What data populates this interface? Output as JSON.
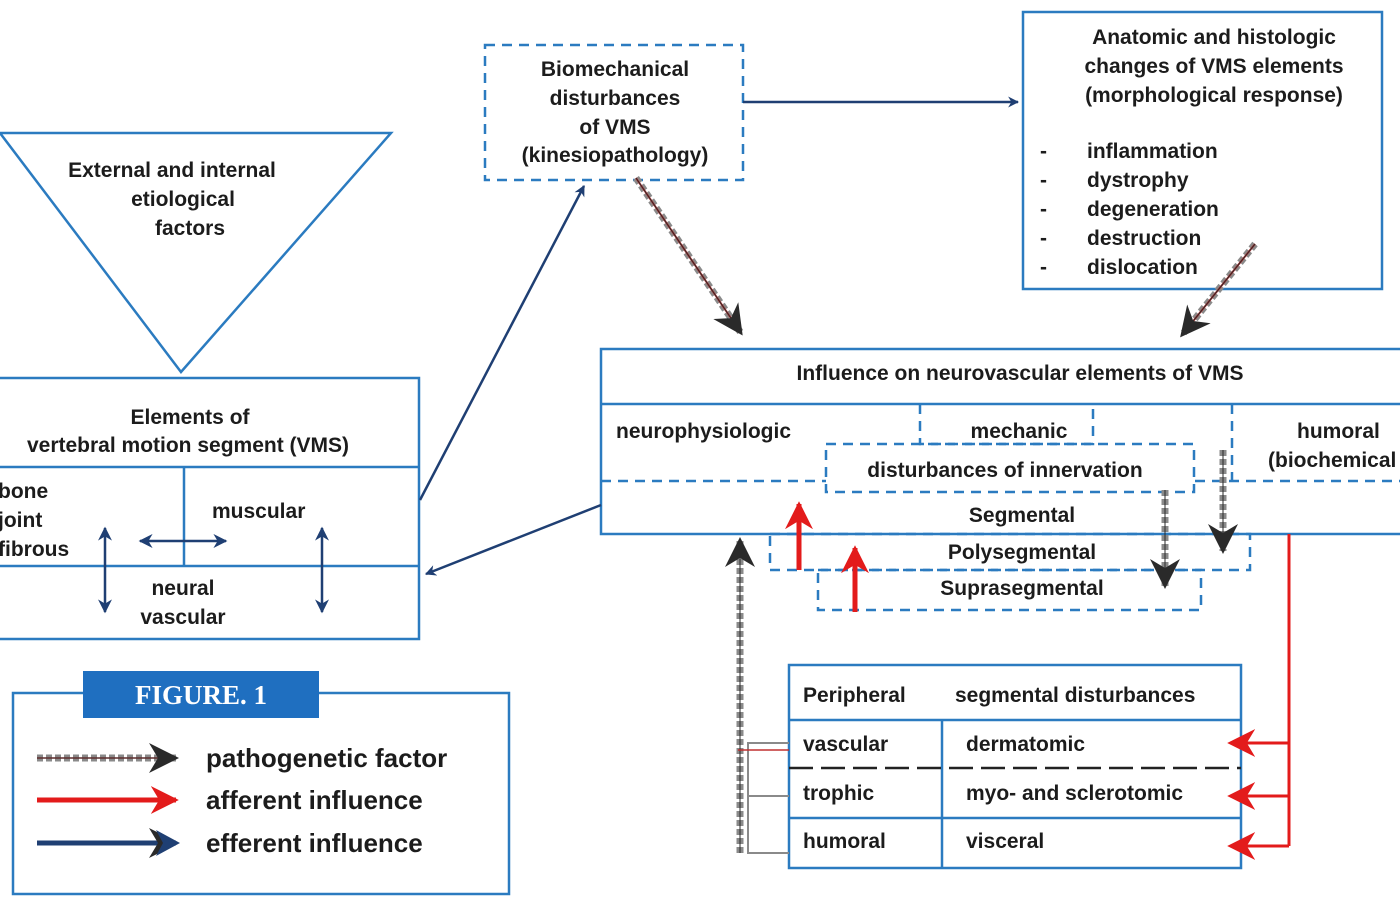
{
  "etiology": {
    "lines": [
      "External and internal",
      "etiological",
      "factors"
    ]
  },
  "vms": {
    "title_lines": [
      "Elements of",
      "vertebral motion segment (VMS)"
    ],
    "left_lines": [
      "bone",
      "joint",
      "fibrous"
    ],
    "muscular": "muscular",
    "bottom_lines": [
      "neural",
      "vascular"
    ]
  },
  "biomech": {
    "lines": [
      "Biomechanical",
      "disturbances",
      "of VMS",
      "(kinesiopathology)"
    ]
  },
  "anatomic": {
    "title_lines": [
      "Anatomic and histologic",
      "changes of VMS elements",
      "(morphological response)"
    ],
    "bullet": "-",
    "items": [
      "inflammation",
      "dystrophy",
      "degeneration",
      "destruction",
      "dislocation"
    ]
  },
  "influence": {
    "title": "Influence on neurovascular elements of VMS",
    "neurophysiologic": "neurophysiologic",
    "mechanic": "mechanic",
    "humoral_lines": [
      "humoral",
      "(biochemical"
    ],
    "innervation": "disturbances of innervation",
    "segmental": "Segmental",
    "polysegmental": "Polysegmental",
    "suprasegmental": "Suprasegmental"
  },
  "peripheral": {
    "header_left": "Peripheral",
    "header_right": "segmental disturbances",
    "rows": [
      {
        "left": "vascular",
        "right": "dermatomic"
      },
      {
        "left": "trophic",
        "right": "myo- and sclerotomic"
      },
      {
        "left": "humoral",
        "right": "visceral"
      }
    ]
  },
  "legend": {
    "badge": "FIGURE. 1",
    "items": [
      {
        "label": "pathogenetic factor",
        "color": "#222222"
      },
      {
        "label": "afferent influence",
        "color": "#e31b1b"
      },
      {
        "label": "efferent influence",
        "color": "#1f3f73"
      }
    ]
  },
  "colors": {
    "box_blue": "#2b7bc0",
    "navy": "#1f3f73",
    "red": "#e31b1b",
    "badge": "#1f6fc0"
  }
}
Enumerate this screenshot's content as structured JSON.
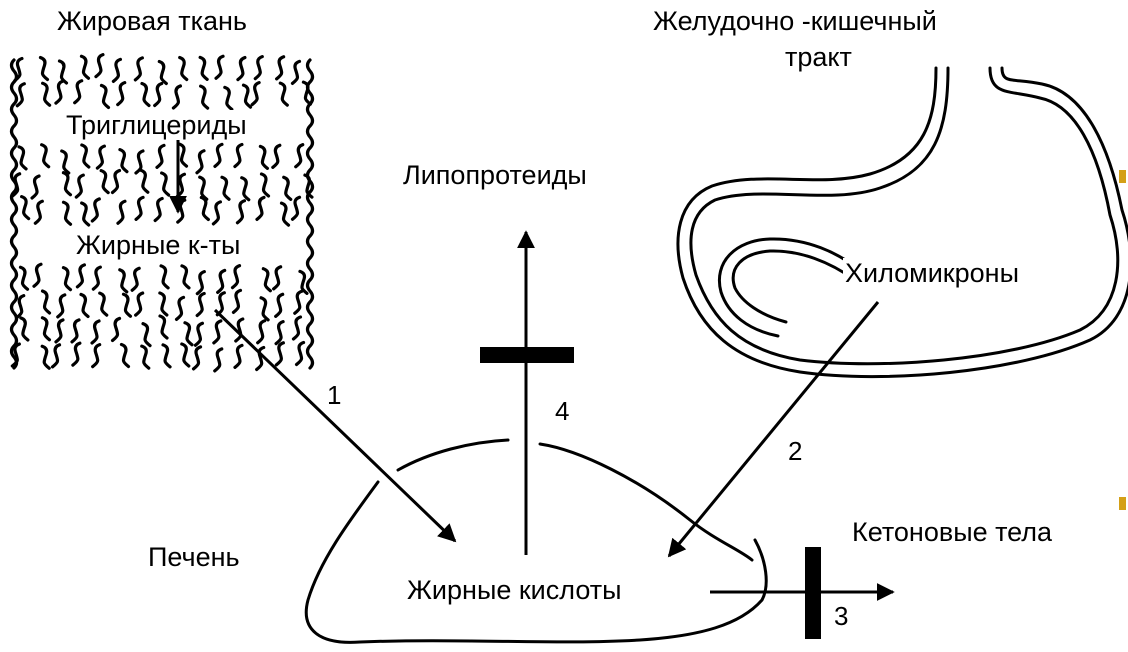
{
  "labels": {
    "adipose_tissue": "Жировая ткань",
    "triglycerides": "Триглицериды",
    "fatty_acids_short": "Жирные к-ты",
    "gi_tract_line1": "Желудочно -кишечный",
    "gi_tract_line2": "тракт",
    "lipoproteins": "Липопротеиды",
    "chylomicrons": "Хиломикроны",
    "liver": "Печень",
    "fatty_acids": "Жирные кислоты",
    "ketone_bodies": "Кетоновые тела"
  },
  "pathways": {
    "p1": "1",
    "p2": "2",
    "p3": "3",
    "p4": "4"
  },
  "colors": {
    "ink": "#000000",
    "bullet": "#d4a017"
  }
}
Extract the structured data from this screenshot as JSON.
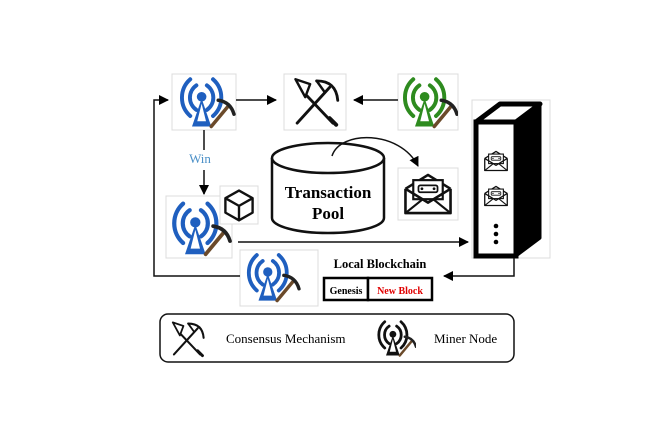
{
  "edge_labels": {
    "win": "Win"
  },
  "pool": {
    "line1": "Transaction",
    "line2": "Pool"
  },
  "local_chain": {
    "title": "Local Blockchain",
    "genesis": "Genesis",
    "new_block": "New Block"
  },
  "legend": {
    "consensus": "Consensus Mechanism",
    "miner": "Miner Node"
  },
  "colors": {
    "blue_miner": "#1f5fbf",
    "green_miner": "#2e8b1f",
    "black_miner": "#111111",
    "win_text": "#4a8fc7",
    "new_block_text": "#e00000"
  },
  "icons": [
    "miner-node-icon",
    "consensus-mechanism-icon",
    "mail-icon",
    "block-cube-icon",
    "server-icon",
    "database-cylinder-icon"
  ]
}
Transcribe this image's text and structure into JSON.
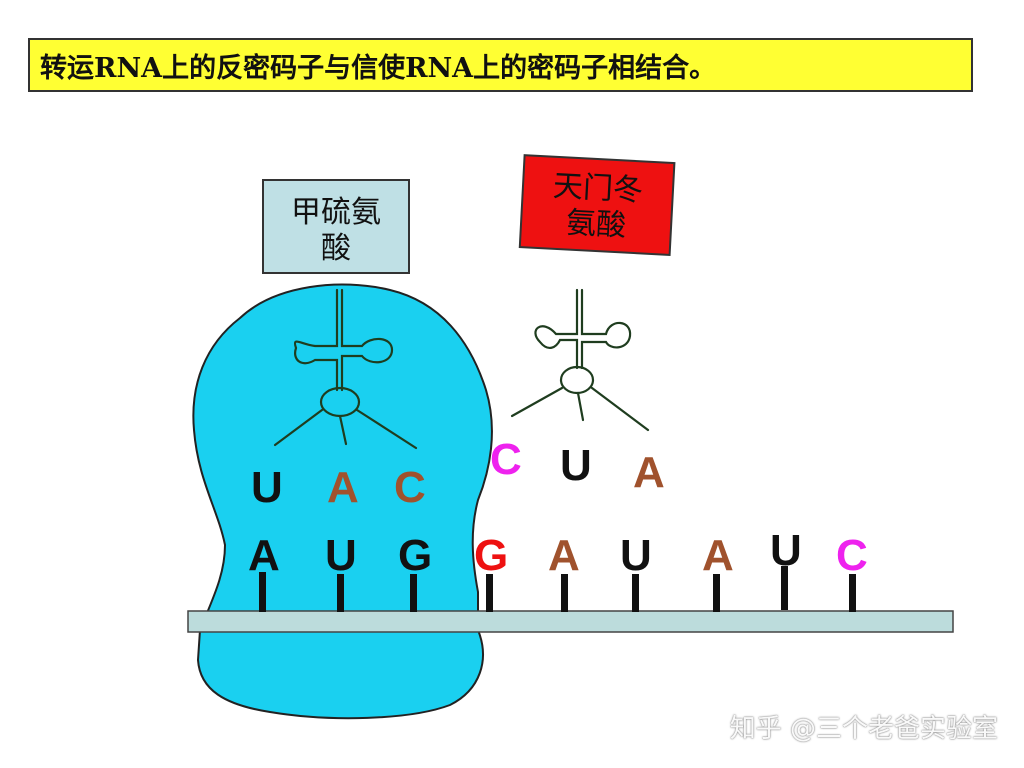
{
  "title": "转运RNA上的反密码子与信使RNA上的密码子相结合。",
  "amino_acids": {
    "left": {
      "line1": "甲硫氨",
      "line2": "酸",
      "fill": "#bfe0e5"
    },
    "right": {
      "line1": "天门冬",
      "line2": "氨酸",
      "fill": "#ee1111"
    }
  },
  "anticodons": {
    "left": [
      {
        "letter": "U",
        "color": "#111111"
      },
      {
        "letter": "A",
        "color": "#a0522d"
      },
      {
        "letter": "C",
        "color": "#a0522d"
      }
    ],
    "right": [
      {
        "letter": "C",
        "color": "#ee22ee"
      },
      {
        "letter": "U",
        "color": "#111111"
      },
      {
        "letter": "A",
        "color": "#a0522d"
      }
    ]
  },
  "mrna_bases": [
    {
      "letter": "A",
      "color": "#111111"
    },
    {
      "letter": "U",
      "color": "#111111"
    },
    {
      "letter": "G",
      "color": "#111111"
    },
    {
      "letter": "G",
      "color": "#ee1111"
    },
    {
      "letter": "A",
      "color": "#a0522d"
    },
    {
      "letter": "U",
      "color": "#111111"
    },
    {
      "letter": "A",
      "color": "#a0522d"
    },
    {
      "letter": "U",
      "color": "#111111"
    },
    {
      "letter": "C",
      "color": "#ee22ee"
    }
  ],
  "colors": {
    "ribosome": "#1ad0f0",
    "mrna_strand": "#bcdcdc",
    "trna_stroke": "#1f3d1f"
  },
  "watermark": "知乎 @三个老爸实验室"
}
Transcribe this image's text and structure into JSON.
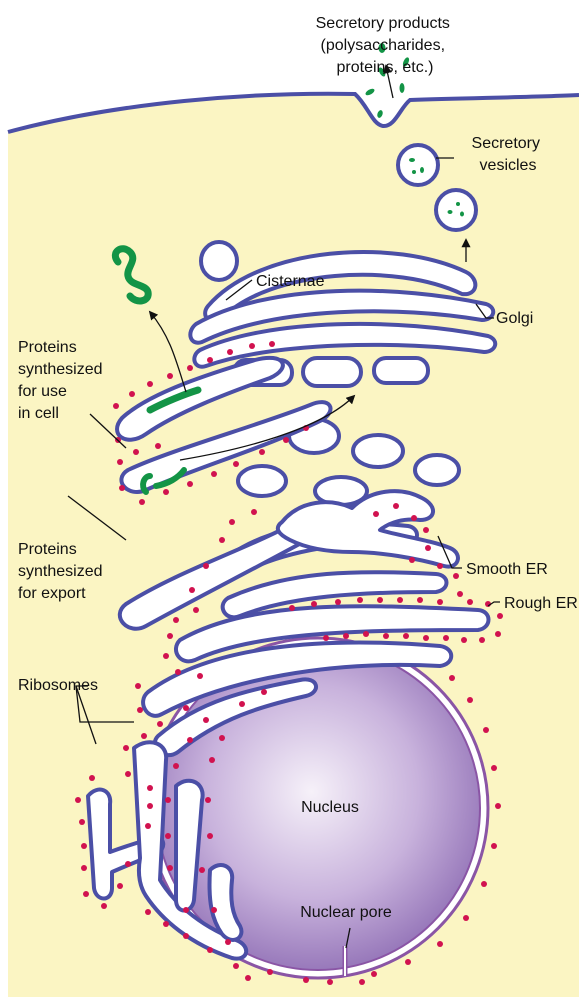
◇ ◇ ◇ ◇
▶ _Task description_
Copy the whole listing above word for word but do not carry over the pictures.

▶ _Task response_
What data populates this interface? Output as JSON.
{
  "etiology": {
    "lines": [
      "External and internal",
      "etiological",
      "factors"
    ]
  },
  "vms": {
    "title_lines": [
      "Elements of",
      "vertebral motion segment (VMS)"
    ],
    "left_lines": [
      "bone",
      "joint",
      "fibrous"
    ],
    "muscular": "muscular",
    "bottom_lines": [
      "neural",
      "vascular"
    ]
  },
  "biomech": {
    "lines": [
      "Biomechanical",
      "disturbances",
      "of VMS",
      "(kinesiopathology)"
    ]
  },
  "anatomic": {
    "title_lines": [
      "Anatomic and histologic",
      "changes of VMS elements",
      "(morphological response)"
    ],
    "bullet": "-",
    "items": [
      "inflammation",
      "dystrophy",
      "degeneration",
      "destruction",
      "dislocation"
    ]
  },
  "influence": {
    "title": "Influence on neurovascular elements of VMS",
    "neurophysiologic": "neurophysiologic",
    "mechanic": "mechanic",
    "humoral_lines": [
      "humoral",
      "(biochemical"
    ],
    "innervation": "disturbances of innervation",
    "segmental": "Segmental",
    "polysegmental": "Polysegmental",
    "suprasegmental": "Suprasegmental"
  },
  "peripheral": {
    "header_left": "Peripheral",
    "header_right": "segmental disturbances",
    "rows": [
      {
        "left": "vascular",
        "right": "dermatomic"
      },
      {
        "left": "trophic",
        "right": "myo- and sclerotomic"
      },
      {
        "left": "humoral",
        "right": "visceral"
      }
    ]
  },
  "legend": {
    "badge": "FIGURE. 1",
    "items": [
      {
        "label": "pathogenetic factor",
        "color": "#222222"
      },
      {
        "label": "afferent influence",
        "color": "#e31b1b"
      },
      {
        "label": "efferent influence",
        "color": "#1f3f73"
      }
    ]
  },
  "colors": {
    "box_blue": "#2b7bc0",
    "navy": "#1f3f73",
    "red": "#e31b1b",
    "badge": "#1f6fc0"
  }
}
Enumerate this screenshot's content as structured JSON.
{
  "labels": {
    "adipose_tissue": "Жировая ткань",
    "triglycerides": "Триглицериды",
    "fatty_acids_short": "Жирные к-ты",
    "gi_tract_line1": "Желудочно -кишечный",
    "gi_tract_line2": "тракт",
    "lipoproteins": "Липопротеиды",
    "chylomicrons": "Хиломикроны",
    "liver": "Печень",
    "fatty_acids": "Жирные кислоты",
    "ketone_bodies": "Кетоновые тела"
  },
  "pathways": {
    "p1": "1",
    "p2": "2",
    "p3": "3",
    "p4": "4"
  },
  "colors": {
    "ink": "#000000",
    "bullet": "#d4a017"
  }
}
Extract the structured data from this screenshot as JSON.
{
  "edge_labels": {
    "win": "Win"
  },
  "pool": {
    "line1": "Transaction",
    "line2": "Pool"
  },
  "local_chain": {
    "title": "Local Blockchain",
    "genesis": "Genesis",
    "new_block": "New Block"
  },
  "legend": {
    "consensus": "Consensus Mechanism",
    "miner": "Miner Node"
  },
  "colors": {
    "blue_miner": "#1f5fbf",
    "green_miner": "#2e8b1f",
    "black_miner": "#111111",
    "win_text": "#4a8fc7",
    "new_block_text": "#e00000"
  },
  "icons": [
    "miner-node-icon",
    "consensus-mechanism-icon",
    "mail-icon",
    "block-cube-icon",
    "server-icon",
    "database-cylinder-icon"
  ]
}
Transcribe this image's text and structure into JSON.
{
  "title": "转运RNA上的反密码子与信使RNA上的密码子相结合。",
  "amino_acids": {
    "left": {
      "line1": "甲硫氨",
      "line2": "酸",
      "fill": "#bfe0e5"
    },
    "right": {
      "line1": "天门冬",
      "line2": "氨酸",
      "fill": "#ee1111"
    }
  },
  "anticodons": {
    "left": [
      {
        "letter": "U",
        "color": "#111111"
      },
      {
        "letter": "A",
        "color": "#a0522d"
      },
      {
        "letter": "C",
        "color": "#a0522d"
      }
    ],
    "right": [
      {
        "letter": "C",
        "color": "#ee22ee"
      },
      {
        "letter": "U",
        "color": "#111111"
      },
      {
        "letter": "A",
        "color": "#a0522d"
      }
    ]
  },
  "mrna_bases": [
    {
      "letter": "A",
      "color": "#111111"
    },
    {
      "letter": "U",
      "color": "#111111"
    },
    {
      "letter": "G",
      "color": "#111111"
    },
    {
      "letter": "G",
      "color": "#ee1111"
    },
    {
      "letter": "A",
      "color": "#a0522d"
    },
    {
      "letter": "U",
      "color": "#111111"
    },
    {
      "letter": "A",
      "color": "#a0522d"
    },
    {
      "letter": "U",
      "color": "#111111"
    },
    {
      "letter": "C",
      "color": "#ee22ee"
    }
  ],
  "colors": {
    "ribosome": "#1ad0f0",
    "mrna_strand": "#bcdcdc",
    "trna_stroke": "#1f3d1f"
  },
  "watermark": "知乎 @三个老爸实验室"
}
Transcribe this image's text and structure into JSON.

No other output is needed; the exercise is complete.